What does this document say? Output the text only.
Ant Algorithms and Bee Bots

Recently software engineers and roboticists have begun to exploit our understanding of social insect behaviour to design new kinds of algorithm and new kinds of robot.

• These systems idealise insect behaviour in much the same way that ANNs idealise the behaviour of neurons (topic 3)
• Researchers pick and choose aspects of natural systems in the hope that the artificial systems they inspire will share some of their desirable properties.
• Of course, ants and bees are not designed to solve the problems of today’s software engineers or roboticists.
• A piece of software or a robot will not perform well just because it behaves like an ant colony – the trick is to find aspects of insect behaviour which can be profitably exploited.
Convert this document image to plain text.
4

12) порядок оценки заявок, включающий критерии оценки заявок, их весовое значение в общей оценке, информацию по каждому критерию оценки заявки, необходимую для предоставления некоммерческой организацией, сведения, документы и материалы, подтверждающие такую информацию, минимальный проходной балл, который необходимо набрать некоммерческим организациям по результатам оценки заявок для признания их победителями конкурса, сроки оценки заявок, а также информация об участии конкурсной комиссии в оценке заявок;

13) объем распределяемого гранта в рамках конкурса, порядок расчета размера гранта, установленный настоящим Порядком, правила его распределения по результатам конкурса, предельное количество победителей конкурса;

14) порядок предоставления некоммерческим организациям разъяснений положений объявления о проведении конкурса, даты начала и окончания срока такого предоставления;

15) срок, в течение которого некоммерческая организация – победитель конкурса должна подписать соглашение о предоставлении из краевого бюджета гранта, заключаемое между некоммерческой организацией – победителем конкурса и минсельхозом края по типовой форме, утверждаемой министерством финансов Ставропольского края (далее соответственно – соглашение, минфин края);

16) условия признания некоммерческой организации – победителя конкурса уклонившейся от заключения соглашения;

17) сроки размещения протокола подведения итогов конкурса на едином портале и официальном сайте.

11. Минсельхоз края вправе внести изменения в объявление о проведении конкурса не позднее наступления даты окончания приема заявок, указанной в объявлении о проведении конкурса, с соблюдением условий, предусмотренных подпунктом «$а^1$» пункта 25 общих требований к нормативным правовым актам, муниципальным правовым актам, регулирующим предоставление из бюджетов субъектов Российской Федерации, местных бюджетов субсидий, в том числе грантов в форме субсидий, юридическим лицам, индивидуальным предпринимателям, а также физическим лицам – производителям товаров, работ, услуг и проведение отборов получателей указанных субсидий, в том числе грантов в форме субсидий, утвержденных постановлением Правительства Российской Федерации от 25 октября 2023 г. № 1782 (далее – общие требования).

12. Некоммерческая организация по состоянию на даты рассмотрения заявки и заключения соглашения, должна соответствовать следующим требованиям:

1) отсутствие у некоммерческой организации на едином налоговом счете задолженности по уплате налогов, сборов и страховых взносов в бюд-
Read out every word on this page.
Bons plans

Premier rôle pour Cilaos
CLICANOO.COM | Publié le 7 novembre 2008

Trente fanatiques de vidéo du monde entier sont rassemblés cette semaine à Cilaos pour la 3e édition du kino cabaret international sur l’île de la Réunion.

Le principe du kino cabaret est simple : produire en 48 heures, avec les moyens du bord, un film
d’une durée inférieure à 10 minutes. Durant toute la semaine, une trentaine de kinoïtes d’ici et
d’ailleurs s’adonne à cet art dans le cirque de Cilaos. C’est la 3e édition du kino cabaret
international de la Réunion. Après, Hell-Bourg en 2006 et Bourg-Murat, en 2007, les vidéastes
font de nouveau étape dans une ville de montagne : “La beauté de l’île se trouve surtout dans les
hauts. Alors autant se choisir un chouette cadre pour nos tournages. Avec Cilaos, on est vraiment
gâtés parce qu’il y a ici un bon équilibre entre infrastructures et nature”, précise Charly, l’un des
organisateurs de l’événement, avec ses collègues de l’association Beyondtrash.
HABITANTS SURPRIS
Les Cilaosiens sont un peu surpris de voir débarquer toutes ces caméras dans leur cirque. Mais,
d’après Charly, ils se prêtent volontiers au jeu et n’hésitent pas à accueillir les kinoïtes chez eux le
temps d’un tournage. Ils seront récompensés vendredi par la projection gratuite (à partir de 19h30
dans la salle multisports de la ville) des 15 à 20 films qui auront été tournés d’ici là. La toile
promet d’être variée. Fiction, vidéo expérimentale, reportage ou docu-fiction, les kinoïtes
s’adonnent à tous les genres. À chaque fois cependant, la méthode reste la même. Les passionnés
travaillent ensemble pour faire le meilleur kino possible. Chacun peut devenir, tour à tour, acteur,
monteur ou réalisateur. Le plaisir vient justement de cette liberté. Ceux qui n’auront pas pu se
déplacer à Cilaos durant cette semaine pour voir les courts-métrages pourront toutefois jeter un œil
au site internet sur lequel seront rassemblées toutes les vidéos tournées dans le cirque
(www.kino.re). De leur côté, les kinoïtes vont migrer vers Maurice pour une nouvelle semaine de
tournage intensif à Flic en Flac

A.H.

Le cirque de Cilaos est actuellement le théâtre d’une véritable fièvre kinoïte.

- [Task prompt]
Identify the lines that contain the string "kinoïtes", and copy every one of them.

- [Response below]
d’une durée inférieure à 10 minutes. Durant toute la semaine, une trentaine de kinoïtes d’ici et
d’après Charly, ils se prêtent volontiers au jeu et n’hésitent pas à accueillir les kinoïtes chez eux le
promet d’être variée. Fiction, vidéo expérimentale, reportage ou docu-fiction, les kinoïtes
(www.kino.re). De leur côté, les kinoïtes vont migrer vers Maurice pour une nouvelle semaine de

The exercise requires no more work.